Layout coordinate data
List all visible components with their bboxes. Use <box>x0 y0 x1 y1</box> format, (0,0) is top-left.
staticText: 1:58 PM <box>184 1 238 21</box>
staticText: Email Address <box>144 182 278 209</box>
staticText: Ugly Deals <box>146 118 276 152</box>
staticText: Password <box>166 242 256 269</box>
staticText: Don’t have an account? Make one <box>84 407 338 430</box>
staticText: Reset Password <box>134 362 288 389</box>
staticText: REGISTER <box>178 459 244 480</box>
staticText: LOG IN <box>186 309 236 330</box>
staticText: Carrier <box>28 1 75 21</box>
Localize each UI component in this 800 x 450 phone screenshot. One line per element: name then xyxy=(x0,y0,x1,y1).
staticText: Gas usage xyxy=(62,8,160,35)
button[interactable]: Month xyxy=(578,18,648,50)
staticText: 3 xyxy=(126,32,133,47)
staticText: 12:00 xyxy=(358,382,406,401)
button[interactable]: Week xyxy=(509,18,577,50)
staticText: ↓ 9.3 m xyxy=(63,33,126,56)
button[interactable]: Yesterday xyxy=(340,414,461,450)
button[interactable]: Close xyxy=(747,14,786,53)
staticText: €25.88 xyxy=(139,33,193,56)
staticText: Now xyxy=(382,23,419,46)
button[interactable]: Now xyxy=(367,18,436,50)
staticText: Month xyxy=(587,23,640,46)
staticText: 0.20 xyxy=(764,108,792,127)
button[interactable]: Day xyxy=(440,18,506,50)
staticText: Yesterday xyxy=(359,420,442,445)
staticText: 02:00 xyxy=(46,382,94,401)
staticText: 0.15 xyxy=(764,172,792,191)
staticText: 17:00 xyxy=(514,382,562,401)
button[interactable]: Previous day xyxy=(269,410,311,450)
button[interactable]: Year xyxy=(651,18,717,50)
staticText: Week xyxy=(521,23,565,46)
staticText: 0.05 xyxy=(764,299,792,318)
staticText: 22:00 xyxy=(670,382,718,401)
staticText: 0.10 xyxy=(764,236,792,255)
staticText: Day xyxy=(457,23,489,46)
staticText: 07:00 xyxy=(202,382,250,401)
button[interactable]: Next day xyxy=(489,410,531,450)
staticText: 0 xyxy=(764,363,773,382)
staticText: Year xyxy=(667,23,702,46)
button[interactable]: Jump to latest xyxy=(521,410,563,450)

_Exercise requirements_
Copy every entry above line for line, changing nothing.

_Expected answer_
List all visible components with their bboxes. Use <box>x0 y0 x1 y1</box> format, (0,0) is top-left.
staticText: 1:58 PM <box>184 1 238 21</box>
staticText: Email Address <box>144 182 278 209</box>
staticText: Ugly Deals <box>146 118 276 152</box>
staticText: Password <box>166 242 256 269</box>
staticText: Don’t have an account? Make one <box>84 407 338 430</box>
staticText: Reset Password <box>134 362 288 389</box>
staticText: REGISTER <box>178 459 244 480</box>
staticText: LOG IN <box>186 309 236 330</box>
staticText: Carrier <box>28 1 75 21</box>
Localize each UI component in this 800 x 450 phone screenshot. One line per element: name then xyxy=(x0,y0,x1,y1).
staticText: Gas usage xyxy=(62,8,160,35)
button[interactable]: Month xyxy=(578,18,648,50)
staticText: 3 xyxy=(126,32,133,47)
staticText: 12:00 xyxy=(358,382,406,401)
button[interactable]: Week xyxy=(509,18,577,50)
staticText: ↓ 9.3 m xyxy=(63,33,126,56)
button[interactable]: Yesterday xyxy=(340,414,461,450)
button[interactable]: Close xyxy=(747,14,786,53)
staticText: €25.88 xyxy=(139,33,193,56)
staticText: Now xyxy=(382,23,419,46)
button[interactable]: Now xyxy=(367,18,436,50)
staticText: Month xyxy=(587,23,640,46)
staticText: 0.20 xyxy=(764,108,792,127)
button[interactable]: Day xyxy=(440,18,506,50)
staticText: Yesterday xyxy=(359,420,442,445)
staticText: 02:00 xyxy=(46,382,94,401)
staticText: 0.15 xyxy=(764,172,792,191)
staticText: 17:00 xyxy=(514,382,562,401)
button[interactable]: Previous day xyxy=(269,410,311,450)
button[interactable]: Year xyxy=(651,18,717,50)
staticText: Week xyxy=(521,23,565,46)
staticText: 0.05 xyxy=(764,299,792,318)
staticText: 22:00 xyxy=(670,382,718,401)
staticText: 0.10 xyxy=(764,236,792,255)
staticText: Day xyxy=(457,23,489,46)
staticText: 07:00 xyxy=(202,382,250,401)
button[interactable]: Next day xyxy=(489,410,531,450)
staticText: 0 xyxy=(764,363,773,382)
staticText: Year xyxy=(667,23,702,46)
button[interactable]: Jump to latest xyxy=(521,410,563,450)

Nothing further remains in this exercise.